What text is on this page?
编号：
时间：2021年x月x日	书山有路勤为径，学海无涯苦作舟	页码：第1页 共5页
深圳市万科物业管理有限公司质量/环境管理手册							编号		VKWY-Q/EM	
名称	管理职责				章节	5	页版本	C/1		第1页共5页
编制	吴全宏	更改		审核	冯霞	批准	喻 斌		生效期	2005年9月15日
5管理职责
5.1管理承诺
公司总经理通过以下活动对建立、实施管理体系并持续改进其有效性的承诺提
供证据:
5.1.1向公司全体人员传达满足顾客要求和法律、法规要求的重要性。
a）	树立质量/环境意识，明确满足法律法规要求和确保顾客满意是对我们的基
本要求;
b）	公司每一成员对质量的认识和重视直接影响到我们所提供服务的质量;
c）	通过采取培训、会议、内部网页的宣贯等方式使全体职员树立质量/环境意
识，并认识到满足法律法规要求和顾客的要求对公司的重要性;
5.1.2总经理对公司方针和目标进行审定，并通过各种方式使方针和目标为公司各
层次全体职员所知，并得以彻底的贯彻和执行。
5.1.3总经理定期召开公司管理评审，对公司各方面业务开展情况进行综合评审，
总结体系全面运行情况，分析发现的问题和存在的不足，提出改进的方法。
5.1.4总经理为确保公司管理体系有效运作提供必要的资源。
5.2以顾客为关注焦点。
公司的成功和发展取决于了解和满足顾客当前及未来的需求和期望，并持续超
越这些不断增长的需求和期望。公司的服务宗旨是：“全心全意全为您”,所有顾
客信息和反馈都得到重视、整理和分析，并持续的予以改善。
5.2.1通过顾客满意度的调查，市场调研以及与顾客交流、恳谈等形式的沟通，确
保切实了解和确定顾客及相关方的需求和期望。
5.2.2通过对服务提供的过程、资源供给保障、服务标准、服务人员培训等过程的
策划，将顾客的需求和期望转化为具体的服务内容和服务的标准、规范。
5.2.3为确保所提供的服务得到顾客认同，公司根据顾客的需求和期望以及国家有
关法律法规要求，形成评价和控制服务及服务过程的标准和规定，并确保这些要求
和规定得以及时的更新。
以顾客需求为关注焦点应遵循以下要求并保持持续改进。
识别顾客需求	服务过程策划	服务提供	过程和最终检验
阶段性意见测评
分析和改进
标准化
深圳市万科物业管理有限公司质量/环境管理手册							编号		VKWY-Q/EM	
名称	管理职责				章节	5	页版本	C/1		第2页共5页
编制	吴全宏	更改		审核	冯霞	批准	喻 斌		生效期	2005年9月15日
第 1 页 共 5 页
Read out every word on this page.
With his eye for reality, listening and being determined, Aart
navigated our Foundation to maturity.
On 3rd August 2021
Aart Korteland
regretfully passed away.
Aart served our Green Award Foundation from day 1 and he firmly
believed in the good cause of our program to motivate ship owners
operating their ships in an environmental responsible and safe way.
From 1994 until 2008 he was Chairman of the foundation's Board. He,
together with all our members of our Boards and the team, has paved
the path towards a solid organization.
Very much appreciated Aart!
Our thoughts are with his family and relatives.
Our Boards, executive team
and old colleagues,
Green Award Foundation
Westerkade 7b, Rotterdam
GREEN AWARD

------------

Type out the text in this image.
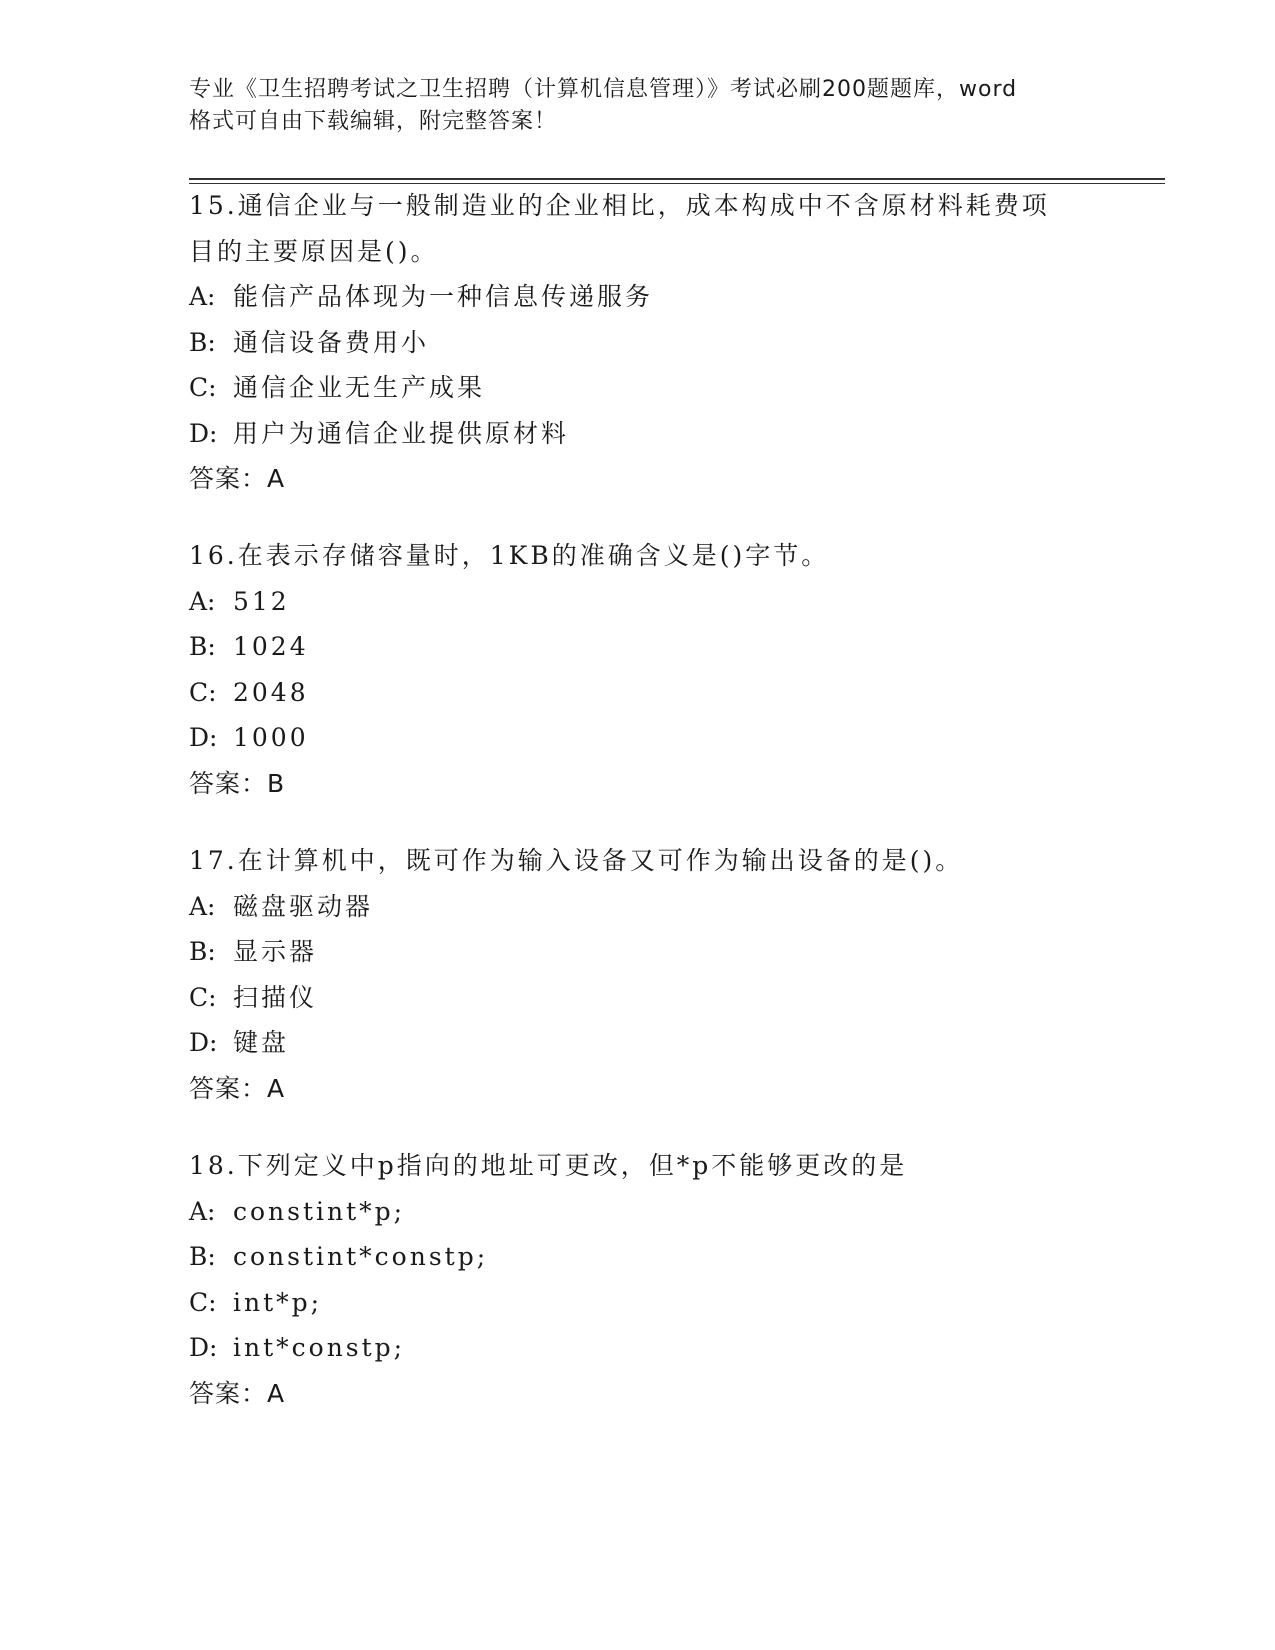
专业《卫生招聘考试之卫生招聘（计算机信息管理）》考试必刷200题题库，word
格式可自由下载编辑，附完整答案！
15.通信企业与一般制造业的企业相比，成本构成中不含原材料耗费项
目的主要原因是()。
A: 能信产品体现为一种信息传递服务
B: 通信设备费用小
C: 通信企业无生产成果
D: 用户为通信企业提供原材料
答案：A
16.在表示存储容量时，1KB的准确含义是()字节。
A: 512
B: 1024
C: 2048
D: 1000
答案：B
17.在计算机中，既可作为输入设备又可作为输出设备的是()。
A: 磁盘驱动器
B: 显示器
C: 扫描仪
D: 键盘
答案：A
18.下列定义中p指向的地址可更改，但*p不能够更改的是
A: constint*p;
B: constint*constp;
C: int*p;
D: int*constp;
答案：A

------------

*Instructions to follow*.
Spot every line that holds "this" and copy it.

*Task output*.
What text is on this page?
Read out every word on this page.
Type out the text in this image.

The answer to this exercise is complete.